● **GIVEN TEXT**:

====================

I don't know what came over me. I was at least somewhat satisfied with the 850 total calories I burned, and then I just burned another 150, making it the 1000 I promised earlier. It wasn't even like I had to, like I said, this much more, now come on, get on the bike. I wanted to. So I did. Somehow it's still not enough though...
I would be exhausted and panic if I let myself sleep knowing that I don't have the time to get enough hours in. My appointment is at 9 in the morning. Then maybe later on I will visit with Branden, but I'm not sure. I don't know if he will even have money for my phone. My unlimited minutes expires the 16th I believe. There will not be another chance for a refill. But who do I text anyways? Honestly?
H is no longer a recipient of my friendly words. Friday was nice, but since then I have really kind of forgotten about him. I don't have the energy for whatever that is anymore. If he texts me, fine. If not, I will probably contact him after a week or two and schedule another hang out because I am that stupid and desperate.

====================

● **PROVIDED RECORDS**:
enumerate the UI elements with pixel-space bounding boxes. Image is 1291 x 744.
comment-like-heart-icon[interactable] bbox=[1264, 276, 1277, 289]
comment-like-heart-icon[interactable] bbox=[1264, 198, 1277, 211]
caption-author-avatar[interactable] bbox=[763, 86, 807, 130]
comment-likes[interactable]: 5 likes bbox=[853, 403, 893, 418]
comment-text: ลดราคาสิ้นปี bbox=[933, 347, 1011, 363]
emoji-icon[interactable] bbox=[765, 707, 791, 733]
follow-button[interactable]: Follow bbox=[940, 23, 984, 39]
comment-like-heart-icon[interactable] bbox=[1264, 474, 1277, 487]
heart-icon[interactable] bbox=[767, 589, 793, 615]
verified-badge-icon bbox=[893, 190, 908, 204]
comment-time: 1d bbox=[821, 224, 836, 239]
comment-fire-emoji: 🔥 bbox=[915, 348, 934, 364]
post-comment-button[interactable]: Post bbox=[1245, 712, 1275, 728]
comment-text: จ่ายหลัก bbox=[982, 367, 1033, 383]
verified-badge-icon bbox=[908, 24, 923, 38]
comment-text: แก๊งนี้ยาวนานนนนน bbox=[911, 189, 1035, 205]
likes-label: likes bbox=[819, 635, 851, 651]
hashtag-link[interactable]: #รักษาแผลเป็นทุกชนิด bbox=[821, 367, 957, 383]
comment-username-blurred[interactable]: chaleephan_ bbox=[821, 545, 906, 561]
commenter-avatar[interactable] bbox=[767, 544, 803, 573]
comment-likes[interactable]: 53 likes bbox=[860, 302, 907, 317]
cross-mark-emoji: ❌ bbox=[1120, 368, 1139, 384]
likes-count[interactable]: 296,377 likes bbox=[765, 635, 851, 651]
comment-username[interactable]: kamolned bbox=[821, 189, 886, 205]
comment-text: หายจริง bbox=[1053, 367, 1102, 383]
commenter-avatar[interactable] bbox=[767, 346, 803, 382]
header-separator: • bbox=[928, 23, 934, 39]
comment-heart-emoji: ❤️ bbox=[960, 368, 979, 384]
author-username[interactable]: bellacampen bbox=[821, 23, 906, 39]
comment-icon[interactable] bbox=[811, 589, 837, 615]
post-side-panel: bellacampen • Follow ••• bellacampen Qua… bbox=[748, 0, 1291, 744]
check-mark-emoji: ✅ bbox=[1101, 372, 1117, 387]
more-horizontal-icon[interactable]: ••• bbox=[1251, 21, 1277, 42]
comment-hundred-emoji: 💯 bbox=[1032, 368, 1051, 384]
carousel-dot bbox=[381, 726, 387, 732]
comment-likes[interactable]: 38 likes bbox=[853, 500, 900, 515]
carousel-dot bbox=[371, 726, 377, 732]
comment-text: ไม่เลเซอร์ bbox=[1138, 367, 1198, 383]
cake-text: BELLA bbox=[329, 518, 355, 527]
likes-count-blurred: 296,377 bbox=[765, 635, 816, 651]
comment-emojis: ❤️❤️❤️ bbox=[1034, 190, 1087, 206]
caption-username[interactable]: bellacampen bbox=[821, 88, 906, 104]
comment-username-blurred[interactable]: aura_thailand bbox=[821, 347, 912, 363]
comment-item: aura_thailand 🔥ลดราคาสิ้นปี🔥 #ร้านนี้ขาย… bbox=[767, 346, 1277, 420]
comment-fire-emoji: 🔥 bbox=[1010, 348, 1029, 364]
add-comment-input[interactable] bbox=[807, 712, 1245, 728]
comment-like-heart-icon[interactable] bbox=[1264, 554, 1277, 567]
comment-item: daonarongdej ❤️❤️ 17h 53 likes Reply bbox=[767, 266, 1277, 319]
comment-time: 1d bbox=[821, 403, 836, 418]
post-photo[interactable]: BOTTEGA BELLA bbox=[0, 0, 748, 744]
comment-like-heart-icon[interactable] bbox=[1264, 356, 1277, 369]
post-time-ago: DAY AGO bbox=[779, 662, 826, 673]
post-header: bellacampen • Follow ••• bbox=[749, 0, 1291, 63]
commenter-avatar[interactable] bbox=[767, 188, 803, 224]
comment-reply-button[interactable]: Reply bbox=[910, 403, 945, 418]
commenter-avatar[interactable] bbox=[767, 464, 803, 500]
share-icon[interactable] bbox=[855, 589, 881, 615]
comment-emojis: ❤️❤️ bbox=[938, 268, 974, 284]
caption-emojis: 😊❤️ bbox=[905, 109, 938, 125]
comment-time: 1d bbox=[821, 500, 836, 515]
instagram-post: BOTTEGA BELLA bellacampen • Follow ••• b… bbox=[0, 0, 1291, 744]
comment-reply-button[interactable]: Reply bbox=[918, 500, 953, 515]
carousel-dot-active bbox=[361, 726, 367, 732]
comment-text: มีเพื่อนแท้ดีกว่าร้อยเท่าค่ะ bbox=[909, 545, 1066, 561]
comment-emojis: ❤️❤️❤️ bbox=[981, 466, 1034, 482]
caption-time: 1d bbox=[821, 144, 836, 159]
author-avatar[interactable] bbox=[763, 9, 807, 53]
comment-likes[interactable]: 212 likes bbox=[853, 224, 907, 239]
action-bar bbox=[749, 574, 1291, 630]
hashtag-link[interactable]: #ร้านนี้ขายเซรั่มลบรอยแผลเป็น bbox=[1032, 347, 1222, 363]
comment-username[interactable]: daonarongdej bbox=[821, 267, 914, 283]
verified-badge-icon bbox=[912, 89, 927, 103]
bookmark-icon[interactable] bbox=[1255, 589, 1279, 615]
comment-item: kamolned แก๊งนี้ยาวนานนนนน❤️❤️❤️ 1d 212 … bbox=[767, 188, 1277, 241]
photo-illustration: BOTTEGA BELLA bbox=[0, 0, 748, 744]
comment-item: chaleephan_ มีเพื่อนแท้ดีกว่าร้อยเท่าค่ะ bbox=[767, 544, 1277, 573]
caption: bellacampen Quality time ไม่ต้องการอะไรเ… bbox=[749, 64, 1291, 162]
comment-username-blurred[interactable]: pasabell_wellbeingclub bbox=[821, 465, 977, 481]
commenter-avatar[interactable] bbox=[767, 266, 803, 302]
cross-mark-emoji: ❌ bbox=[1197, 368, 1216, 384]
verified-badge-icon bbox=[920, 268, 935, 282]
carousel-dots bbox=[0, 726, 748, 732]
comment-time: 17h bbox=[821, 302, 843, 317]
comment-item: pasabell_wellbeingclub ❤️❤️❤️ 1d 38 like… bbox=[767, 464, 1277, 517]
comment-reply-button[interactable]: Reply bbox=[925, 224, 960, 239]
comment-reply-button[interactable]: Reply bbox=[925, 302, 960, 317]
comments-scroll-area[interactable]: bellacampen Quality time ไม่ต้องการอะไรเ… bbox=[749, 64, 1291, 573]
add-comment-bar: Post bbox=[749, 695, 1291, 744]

====================

Reproduce the journal entry above word for word, starting with "I would be exhausted" and going on through "text anyways? Honestly?".

● **FINAL ANSWER**:
I would be exhausted and panic if I let myself sleep knowing that I don't have the time to get enough hours in. My appointment is at 9 in the morning. Then maybe later on I will visit with Branden, but I'm not sure. I don't know if he will even have money for my phone. My unlimited minutes expires the 16th I believe. There will not be another chance for a refill. But who do I text anyways? Honestly?